**Exercise brief:**
Examine the entries and show every line in which the word "Pisa" is found.
━━ Information provided
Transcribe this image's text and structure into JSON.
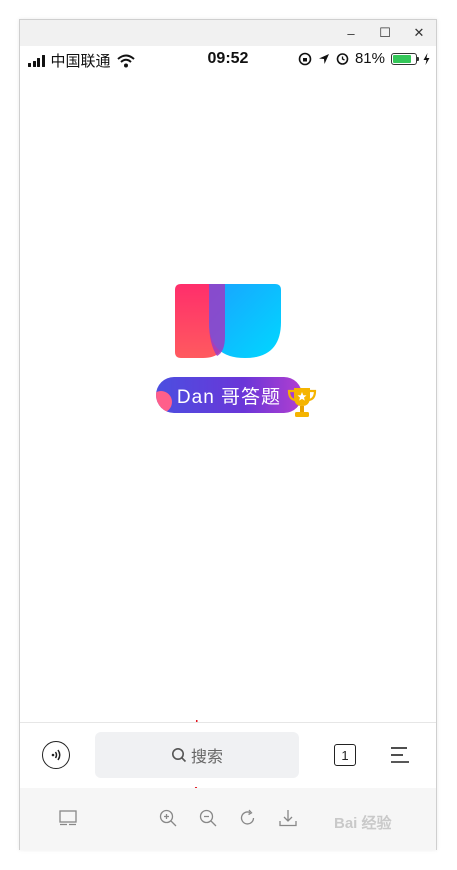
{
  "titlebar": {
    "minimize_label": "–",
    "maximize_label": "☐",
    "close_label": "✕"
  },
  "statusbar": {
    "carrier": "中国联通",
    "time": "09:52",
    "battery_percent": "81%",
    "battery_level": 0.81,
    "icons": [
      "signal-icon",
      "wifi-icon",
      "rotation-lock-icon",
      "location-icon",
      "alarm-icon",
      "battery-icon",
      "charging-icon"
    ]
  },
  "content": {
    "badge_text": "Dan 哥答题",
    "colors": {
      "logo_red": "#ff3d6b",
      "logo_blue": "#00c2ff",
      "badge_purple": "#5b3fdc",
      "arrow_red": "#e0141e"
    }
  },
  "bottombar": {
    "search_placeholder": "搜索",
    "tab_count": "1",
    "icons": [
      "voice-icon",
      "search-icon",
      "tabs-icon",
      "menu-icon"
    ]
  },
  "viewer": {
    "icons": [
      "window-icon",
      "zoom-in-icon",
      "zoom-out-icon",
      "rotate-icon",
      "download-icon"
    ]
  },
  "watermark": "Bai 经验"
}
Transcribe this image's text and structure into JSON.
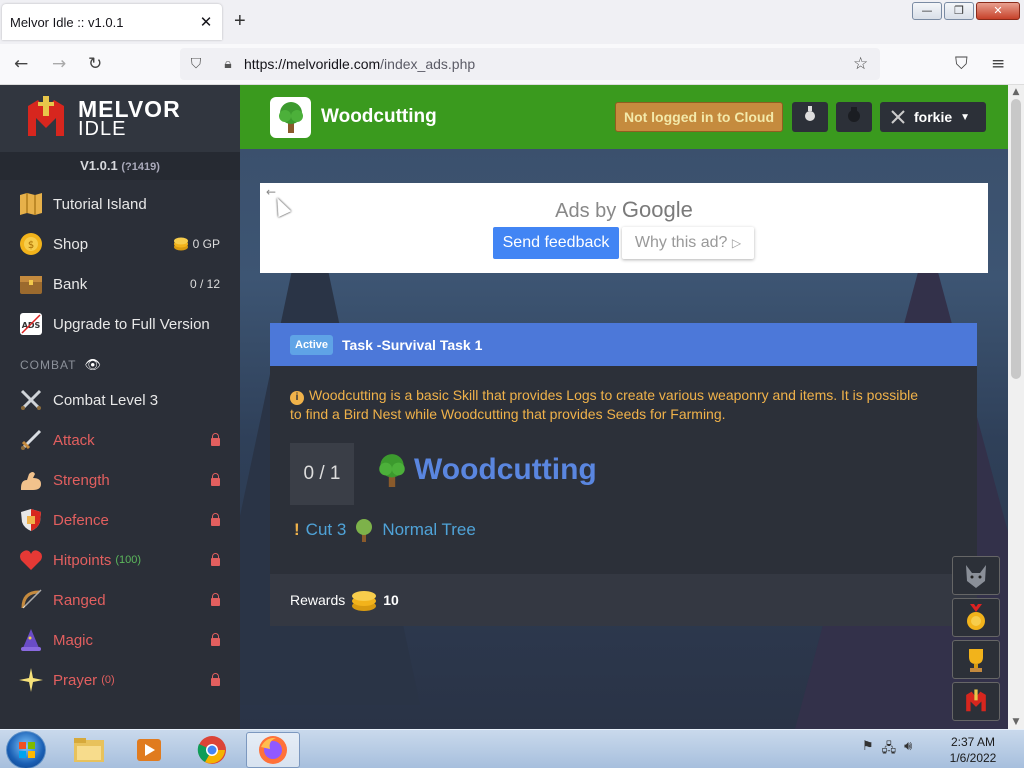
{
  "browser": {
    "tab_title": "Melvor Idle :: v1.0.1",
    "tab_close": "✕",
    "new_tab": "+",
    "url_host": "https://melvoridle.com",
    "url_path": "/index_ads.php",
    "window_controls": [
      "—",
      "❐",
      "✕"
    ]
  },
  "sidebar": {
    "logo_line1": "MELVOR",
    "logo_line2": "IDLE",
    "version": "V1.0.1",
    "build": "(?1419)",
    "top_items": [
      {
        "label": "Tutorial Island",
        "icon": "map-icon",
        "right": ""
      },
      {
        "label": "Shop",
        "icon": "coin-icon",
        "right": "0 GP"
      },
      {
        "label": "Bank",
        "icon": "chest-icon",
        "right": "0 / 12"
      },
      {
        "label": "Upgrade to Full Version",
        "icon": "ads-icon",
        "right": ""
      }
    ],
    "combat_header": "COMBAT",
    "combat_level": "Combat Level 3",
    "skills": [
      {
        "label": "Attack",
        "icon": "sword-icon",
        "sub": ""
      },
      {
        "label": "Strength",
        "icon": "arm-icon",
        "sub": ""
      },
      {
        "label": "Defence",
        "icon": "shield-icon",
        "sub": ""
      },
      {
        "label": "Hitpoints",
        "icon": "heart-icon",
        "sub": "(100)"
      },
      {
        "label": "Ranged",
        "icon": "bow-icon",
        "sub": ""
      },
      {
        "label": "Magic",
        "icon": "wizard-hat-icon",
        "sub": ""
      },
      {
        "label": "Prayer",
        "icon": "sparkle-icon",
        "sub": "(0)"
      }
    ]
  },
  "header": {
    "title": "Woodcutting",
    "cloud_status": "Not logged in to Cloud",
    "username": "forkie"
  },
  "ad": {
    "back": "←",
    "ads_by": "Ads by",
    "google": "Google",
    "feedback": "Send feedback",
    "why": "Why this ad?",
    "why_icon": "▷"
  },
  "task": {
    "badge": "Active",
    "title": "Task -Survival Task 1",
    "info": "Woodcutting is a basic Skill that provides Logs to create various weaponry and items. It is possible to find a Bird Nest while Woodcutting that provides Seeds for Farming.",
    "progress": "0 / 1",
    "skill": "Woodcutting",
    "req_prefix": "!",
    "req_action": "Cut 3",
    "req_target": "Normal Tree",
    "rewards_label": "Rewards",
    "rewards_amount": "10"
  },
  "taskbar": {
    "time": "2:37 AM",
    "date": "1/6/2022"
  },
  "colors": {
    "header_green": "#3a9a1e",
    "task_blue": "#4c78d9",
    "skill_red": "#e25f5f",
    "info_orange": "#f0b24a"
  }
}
━━━━
━━ Information provided
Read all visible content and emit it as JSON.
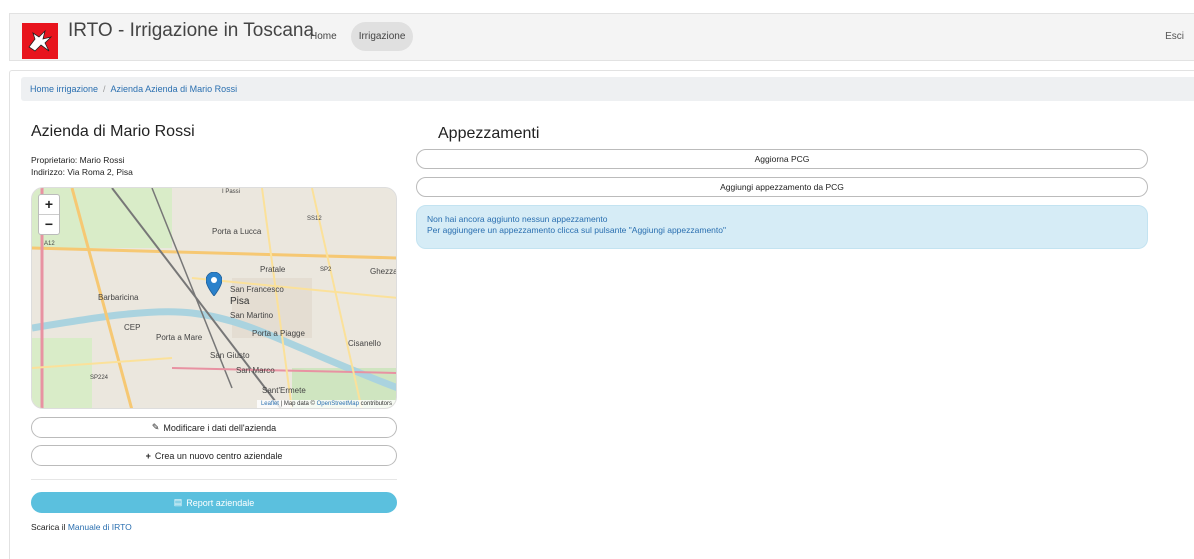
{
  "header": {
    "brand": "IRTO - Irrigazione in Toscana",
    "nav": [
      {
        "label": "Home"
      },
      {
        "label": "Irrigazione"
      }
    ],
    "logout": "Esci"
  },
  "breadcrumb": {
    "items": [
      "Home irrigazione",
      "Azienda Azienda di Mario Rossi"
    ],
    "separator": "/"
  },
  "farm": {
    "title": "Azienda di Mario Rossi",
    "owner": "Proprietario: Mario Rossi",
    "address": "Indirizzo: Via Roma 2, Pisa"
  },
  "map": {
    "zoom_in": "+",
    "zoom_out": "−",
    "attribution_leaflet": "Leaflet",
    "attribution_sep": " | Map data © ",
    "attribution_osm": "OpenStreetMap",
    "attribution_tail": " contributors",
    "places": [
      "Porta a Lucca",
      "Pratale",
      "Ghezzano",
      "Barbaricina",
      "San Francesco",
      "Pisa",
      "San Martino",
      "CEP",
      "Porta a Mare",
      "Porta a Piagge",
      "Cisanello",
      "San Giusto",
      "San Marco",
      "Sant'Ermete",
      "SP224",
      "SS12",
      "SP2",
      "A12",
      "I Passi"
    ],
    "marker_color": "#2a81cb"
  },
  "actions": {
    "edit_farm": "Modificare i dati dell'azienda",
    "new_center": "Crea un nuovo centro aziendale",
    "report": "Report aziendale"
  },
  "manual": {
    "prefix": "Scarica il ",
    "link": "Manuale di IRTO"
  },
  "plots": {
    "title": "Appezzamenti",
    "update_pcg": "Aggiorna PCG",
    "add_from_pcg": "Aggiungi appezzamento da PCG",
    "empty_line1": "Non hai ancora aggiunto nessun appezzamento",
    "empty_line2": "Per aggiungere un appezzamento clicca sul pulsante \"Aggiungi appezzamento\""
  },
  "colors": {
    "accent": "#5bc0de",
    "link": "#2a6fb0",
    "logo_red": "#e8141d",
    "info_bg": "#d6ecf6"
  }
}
━━━━
**Response:**
    "address": "Indirizzo: Via Roma 2, Pisa"
      "Pisa",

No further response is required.